BEGIN Provided information

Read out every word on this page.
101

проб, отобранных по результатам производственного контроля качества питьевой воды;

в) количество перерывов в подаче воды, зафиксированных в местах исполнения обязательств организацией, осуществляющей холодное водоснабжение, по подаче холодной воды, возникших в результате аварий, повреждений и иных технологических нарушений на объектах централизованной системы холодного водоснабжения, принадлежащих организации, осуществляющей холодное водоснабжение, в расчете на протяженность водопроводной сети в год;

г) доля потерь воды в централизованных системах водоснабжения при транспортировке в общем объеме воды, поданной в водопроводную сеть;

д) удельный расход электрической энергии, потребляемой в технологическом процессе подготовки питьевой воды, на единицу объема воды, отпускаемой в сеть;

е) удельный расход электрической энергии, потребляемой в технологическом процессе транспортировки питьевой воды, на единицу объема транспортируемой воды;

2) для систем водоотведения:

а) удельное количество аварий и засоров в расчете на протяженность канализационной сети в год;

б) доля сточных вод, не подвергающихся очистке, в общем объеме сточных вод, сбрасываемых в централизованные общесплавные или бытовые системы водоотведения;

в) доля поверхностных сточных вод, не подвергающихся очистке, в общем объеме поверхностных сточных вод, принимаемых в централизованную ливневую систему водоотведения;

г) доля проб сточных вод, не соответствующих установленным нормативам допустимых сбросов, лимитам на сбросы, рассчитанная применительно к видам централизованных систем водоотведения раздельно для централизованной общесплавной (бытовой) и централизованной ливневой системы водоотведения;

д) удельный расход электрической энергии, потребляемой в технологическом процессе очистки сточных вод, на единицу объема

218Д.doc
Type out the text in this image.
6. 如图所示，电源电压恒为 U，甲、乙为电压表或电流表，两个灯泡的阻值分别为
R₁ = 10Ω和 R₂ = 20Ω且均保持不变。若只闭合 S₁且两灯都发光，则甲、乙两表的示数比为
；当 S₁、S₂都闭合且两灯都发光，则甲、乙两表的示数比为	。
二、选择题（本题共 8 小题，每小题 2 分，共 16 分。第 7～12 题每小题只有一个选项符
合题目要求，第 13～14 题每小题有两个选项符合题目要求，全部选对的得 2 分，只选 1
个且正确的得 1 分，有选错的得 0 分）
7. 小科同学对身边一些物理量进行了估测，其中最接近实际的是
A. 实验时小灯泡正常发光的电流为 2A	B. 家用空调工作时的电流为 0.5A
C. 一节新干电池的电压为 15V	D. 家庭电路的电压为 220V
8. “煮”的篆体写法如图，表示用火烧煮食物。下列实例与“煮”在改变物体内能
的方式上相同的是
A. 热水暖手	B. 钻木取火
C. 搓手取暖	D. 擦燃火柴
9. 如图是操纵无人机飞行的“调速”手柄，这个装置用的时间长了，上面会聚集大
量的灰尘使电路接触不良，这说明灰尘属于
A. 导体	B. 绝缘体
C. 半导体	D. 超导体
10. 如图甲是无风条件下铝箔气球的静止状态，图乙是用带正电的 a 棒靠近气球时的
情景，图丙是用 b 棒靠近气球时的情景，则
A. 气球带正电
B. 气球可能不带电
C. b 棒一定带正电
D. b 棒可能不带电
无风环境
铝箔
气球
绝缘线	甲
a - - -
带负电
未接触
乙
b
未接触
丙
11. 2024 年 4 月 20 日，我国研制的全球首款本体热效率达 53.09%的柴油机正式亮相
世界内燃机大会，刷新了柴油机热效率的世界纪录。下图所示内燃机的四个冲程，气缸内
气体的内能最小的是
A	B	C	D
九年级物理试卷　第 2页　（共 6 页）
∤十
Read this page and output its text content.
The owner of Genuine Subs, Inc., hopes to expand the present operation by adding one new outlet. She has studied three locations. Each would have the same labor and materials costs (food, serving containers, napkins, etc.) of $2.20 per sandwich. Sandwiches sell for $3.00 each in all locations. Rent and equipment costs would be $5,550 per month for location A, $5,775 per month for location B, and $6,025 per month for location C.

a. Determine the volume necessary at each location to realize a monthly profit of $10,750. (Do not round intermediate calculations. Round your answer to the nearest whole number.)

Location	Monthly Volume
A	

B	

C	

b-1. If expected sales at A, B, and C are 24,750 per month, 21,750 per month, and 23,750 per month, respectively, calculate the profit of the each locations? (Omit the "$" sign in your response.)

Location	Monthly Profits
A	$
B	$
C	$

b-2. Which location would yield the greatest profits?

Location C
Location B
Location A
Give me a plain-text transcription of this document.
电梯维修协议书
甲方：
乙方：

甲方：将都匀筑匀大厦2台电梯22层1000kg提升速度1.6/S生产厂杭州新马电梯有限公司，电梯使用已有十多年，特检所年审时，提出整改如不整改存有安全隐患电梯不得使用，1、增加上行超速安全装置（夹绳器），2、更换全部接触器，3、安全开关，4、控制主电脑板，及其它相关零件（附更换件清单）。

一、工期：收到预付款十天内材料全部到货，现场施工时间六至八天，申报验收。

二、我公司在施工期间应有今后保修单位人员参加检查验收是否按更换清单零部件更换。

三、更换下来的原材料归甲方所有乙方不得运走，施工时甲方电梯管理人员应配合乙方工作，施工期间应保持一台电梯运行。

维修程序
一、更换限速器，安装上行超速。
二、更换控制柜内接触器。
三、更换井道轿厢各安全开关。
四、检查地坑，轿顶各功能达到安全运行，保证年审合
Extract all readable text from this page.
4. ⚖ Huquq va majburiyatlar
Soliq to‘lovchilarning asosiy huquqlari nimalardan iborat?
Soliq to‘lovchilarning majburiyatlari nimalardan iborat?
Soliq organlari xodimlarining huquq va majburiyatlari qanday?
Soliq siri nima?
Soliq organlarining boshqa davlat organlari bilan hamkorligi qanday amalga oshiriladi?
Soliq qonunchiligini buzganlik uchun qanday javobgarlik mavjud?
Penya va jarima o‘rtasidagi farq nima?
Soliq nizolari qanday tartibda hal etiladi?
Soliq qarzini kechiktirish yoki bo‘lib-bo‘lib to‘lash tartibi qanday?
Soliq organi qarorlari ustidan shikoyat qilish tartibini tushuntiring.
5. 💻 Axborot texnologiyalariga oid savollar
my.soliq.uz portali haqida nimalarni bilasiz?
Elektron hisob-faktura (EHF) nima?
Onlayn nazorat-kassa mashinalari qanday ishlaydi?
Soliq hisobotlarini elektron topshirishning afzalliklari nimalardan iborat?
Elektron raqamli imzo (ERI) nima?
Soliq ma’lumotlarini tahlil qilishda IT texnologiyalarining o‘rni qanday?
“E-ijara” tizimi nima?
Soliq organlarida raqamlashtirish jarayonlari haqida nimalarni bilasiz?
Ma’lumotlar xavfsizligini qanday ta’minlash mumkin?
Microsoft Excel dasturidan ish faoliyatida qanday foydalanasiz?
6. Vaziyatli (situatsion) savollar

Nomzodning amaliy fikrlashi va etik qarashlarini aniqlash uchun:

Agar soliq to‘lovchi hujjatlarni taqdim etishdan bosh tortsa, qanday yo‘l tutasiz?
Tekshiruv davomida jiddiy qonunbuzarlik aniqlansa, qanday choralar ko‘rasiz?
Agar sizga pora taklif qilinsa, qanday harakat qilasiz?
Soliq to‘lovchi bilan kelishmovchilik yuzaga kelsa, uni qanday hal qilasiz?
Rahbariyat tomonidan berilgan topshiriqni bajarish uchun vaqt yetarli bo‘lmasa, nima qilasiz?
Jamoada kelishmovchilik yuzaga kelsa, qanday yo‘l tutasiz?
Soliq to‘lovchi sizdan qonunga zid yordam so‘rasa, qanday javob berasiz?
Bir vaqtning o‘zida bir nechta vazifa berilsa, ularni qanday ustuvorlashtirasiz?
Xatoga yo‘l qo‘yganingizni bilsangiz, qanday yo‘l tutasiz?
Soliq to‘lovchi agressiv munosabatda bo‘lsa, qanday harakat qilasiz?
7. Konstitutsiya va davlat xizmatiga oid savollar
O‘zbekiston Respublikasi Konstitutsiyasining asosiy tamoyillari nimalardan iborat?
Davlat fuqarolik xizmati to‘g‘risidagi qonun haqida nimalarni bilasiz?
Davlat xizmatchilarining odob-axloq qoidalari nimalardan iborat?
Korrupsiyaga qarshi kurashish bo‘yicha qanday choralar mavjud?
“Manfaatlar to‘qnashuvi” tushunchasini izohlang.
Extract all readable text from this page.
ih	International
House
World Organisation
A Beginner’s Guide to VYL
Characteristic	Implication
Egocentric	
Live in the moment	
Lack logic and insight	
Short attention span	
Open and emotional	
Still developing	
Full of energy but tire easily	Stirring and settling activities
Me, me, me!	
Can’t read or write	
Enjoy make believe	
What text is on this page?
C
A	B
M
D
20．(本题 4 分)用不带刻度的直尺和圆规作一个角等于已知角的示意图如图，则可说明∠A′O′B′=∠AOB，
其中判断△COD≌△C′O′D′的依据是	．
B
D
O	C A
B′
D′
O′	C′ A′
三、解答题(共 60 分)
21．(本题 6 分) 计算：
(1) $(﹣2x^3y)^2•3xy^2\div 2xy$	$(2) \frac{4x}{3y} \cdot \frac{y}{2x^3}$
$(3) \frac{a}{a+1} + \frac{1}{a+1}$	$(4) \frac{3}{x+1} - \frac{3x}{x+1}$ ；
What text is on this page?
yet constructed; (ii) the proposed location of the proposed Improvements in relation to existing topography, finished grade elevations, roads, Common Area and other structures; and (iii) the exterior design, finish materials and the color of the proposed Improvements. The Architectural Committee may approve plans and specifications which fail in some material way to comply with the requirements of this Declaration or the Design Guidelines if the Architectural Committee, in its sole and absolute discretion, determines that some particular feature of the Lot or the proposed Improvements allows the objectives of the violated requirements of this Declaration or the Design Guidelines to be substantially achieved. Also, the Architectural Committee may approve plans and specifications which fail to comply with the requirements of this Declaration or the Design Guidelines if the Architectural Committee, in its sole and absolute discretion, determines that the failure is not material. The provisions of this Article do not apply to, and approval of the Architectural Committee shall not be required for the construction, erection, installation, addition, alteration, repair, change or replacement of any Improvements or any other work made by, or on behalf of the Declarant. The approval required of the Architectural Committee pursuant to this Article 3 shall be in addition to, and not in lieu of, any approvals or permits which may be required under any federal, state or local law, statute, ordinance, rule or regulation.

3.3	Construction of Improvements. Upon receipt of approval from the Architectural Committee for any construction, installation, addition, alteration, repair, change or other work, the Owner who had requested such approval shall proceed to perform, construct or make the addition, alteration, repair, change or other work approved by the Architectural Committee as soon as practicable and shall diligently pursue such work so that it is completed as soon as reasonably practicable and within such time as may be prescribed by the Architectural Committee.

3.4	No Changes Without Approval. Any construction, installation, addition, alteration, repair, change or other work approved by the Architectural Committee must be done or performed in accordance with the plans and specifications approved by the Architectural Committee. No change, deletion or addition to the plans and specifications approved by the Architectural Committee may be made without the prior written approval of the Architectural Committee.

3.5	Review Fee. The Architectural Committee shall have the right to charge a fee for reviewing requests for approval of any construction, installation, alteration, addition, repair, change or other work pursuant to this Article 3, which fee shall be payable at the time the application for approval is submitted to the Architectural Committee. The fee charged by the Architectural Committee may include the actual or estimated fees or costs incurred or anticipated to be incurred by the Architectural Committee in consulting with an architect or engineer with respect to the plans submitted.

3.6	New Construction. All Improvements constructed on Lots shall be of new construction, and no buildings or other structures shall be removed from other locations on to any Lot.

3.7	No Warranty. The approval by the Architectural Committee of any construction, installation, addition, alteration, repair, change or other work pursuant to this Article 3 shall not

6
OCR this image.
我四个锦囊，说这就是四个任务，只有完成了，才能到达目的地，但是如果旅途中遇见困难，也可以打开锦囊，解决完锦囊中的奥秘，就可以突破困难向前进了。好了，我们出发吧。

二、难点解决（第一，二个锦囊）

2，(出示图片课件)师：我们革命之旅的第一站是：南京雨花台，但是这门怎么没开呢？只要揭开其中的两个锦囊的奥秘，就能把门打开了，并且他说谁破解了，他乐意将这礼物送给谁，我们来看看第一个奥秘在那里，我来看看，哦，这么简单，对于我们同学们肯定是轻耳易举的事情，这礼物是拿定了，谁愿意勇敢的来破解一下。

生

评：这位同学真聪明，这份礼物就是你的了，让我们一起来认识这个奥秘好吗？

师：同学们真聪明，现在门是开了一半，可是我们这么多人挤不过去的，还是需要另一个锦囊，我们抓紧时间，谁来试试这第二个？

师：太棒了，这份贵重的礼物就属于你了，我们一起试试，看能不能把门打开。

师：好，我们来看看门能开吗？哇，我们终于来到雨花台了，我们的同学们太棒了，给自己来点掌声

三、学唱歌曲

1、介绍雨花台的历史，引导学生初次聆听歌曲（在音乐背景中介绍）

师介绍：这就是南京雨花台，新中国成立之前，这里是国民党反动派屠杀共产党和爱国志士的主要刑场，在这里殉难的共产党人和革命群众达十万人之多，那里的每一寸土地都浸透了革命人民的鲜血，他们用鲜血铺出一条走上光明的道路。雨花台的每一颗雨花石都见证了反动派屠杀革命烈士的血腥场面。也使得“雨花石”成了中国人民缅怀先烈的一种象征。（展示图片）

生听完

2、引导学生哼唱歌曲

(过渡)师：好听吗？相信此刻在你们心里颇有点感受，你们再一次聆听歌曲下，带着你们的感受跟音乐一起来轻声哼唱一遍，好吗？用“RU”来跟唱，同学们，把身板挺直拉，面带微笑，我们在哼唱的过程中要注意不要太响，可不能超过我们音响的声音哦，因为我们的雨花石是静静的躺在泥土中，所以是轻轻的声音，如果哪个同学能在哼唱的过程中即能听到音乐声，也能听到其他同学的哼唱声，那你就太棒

END Provided information

> **What you have to do**
Scan the lines for the string "qilasiz". Pick out every line that has it.

> **Finished answer**
Agar sizga pora taklif qilinsa, qanday harakat qilasiz?
Soliq to‘lovchi bilan kelishmovchilik yuzaga kelsa, uni qanday hal qilasiz?
Rahbariyat tomonidan berilgan topshiriqni bajarish uchun vaqt yetarli bo‘lmasa, nima qilasiz?
Soliq to‘lovchi agressiv munosabatda bo‘lsa, qanday harakat qilasiz?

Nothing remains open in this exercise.